Entries shown:
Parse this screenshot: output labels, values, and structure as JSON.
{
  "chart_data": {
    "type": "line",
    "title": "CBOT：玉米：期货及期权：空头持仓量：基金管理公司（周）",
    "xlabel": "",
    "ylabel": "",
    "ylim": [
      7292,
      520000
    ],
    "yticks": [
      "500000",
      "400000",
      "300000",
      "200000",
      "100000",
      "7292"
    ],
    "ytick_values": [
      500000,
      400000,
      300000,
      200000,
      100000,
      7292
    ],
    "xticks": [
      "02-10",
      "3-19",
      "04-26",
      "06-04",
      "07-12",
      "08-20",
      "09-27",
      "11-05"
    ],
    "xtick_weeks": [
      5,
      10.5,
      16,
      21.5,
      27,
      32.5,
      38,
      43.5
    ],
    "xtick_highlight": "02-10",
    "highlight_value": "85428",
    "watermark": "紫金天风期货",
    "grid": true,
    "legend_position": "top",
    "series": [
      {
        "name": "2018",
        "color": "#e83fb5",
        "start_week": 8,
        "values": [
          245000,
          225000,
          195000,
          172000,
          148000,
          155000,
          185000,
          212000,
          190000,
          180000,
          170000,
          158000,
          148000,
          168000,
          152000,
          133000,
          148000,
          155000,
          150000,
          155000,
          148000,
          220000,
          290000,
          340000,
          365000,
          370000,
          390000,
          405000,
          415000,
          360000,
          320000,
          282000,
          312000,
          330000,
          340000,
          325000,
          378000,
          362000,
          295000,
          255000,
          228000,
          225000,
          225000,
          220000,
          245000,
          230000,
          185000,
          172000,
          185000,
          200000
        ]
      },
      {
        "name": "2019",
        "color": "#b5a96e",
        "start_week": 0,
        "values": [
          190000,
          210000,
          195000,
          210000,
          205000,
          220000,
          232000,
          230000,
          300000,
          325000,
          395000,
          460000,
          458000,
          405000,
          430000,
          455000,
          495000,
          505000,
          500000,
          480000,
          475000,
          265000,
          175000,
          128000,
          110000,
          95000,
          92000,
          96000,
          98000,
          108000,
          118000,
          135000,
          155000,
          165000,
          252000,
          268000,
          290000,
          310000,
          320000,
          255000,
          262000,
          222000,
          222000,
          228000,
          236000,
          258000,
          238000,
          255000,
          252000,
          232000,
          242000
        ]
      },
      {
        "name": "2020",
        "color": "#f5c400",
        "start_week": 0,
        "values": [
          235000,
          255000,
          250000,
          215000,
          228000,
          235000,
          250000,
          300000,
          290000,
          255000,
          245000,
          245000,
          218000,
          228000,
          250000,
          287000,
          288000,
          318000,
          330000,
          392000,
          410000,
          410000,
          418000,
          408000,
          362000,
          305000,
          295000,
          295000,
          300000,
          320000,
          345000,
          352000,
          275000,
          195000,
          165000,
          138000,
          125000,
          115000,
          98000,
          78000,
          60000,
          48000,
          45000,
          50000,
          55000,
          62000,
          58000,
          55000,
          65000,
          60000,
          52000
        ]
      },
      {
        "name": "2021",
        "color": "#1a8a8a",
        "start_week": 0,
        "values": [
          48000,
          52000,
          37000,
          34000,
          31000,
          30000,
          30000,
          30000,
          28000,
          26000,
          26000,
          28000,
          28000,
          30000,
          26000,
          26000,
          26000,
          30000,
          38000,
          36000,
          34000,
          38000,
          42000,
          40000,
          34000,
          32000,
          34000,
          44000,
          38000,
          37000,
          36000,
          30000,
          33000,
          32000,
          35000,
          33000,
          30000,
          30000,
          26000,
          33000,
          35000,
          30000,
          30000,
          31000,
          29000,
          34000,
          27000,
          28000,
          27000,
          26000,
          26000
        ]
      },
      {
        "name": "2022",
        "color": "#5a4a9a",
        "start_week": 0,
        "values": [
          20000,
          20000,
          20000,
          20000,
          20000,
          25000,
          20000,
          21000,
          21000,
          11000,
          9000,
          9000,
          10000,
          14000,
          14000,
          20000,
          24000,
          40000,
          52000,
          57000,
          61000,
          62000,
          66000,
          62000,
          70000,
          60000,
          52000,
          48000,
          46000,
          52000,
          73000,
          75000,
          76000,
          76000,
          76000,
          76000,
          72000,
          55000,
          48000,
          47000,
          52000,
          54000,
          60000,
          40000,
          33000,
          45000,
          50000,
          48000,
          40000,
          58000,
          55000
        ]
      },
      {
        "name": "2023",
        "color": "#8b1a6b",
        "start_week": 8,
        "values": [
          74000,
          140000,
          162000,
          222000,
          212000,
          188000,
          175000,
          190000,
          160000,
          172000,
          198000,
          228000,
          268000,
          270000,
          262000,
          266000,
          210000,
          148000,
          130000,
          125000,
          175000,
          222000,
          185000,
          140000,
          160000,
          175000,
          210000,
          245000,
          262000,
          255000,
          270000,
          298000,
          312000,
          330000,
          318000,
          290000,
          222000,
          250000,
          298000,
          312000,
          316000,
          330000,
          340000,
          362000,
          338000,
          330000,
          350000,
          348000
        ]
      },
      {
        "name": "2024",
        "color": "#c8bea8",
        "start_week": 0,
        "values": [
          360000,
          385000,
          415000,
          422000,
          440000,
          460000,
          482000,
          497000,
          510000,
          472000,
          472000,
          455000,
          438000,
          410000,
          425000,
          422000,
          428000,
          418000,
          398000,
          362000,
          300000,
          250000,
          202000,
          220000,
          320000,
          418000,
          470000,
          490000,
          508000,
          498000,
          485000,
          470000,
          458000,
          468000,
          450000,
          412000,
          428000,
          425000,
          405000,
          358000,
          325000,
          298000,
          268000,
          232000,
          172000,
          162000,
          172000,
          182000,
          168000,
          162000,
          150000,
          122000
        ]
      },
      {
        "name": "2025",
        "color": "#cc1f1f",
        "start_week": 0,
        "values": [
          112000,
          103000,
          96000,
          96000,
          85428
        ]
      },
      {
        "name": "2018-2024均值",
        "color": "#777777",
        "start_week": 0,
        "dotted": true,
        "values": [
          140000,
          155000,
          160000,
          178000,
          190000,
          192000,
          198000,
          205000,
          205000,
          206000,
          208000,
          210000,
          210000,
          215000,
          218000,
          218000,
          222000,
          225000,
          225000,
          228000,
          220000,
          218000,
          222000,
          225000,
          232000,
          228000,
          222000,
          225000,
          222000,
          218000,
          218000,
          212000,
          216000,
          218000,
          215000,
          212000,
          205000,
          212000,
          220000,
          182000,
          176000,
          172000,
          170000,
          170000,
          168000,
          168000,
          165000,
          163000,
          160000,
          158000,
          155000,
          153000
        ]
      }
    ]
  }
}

Problem statement:
Which lines above hold the word "color"? Copy each of them.

Answer in full:
        "color": "#e83fb5",
        "color": "#b5a96e",
        "color": "#f5c400",
        "color": "#1a8a8a",
        "color": "#5a4a9a",
        "color": "#8b1a6b",
        "color": "#c8bea8",
        "color": "#cc1f1f",
        "color": "#777777",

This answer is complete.